→ **EXERCISE TASK**
Give only the number of lines that contain the word "Monitor".

[START OF RECORDS FOR THIS TASK]

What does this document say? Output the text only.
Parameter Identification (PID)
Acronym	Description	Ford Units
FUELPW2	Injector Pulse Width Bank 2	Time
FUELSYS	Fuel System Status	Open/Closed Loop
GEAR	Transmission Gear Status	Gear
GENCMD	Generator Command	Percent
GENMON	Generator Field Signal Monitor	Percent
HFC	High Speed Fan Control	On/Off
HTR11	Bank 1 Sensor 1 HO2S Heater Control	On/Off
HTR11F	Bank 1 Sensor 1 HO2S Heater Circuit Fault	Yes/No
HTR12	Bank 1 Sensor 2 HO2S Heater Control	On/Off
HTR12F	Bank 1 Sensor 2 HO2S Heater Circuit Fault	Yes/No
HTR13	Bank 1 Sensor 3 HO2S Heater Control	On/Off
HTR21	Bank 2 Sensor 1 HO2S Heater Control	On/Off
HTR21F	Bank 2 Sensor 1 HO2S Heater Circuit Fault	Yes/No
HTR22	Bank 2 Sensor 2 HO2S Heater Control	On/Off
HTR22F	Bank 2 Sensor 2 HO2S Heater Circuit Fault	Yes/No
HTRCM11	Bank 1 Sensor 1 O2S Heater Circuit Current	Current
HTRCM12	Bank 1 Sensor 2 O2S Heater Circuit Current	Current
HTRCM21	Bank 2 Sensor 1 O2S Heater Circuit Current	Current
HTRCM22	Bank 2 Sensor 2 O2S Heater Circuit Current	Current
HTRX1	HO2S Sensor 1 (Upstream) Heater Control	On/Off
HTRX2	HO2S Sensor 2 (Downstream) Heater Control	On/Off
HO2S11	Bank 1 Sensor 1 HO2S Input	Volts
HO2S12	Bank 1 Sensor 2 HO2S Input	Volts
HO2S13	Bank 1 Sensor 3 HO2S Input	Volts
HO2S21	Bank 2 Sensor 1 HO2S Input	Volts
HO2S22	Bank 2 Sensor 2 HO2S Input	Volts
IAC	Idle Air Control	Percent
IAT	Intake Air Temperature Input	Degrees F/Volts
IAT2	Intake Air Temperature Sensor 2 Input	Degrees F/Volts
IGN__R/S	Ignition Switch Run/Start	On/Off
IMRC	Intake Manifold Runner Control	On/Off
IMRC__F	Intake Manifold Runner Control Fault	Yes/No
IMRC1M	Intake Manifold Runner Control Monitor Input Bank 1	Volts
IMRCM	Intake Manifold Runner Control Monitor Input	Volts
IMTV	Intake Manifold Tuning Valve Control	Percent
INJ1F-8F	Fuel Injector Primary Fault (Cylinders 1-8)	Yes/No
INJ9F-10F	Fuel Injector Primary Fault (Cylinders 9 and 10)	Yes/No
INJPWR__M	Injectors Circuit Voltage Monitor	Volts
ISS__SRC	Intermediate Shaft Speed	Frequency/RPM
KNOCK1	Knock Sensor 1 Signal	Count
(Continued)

[END OF RECORDS FOR THIS TASK]

→ **FULL SOLUTION**
4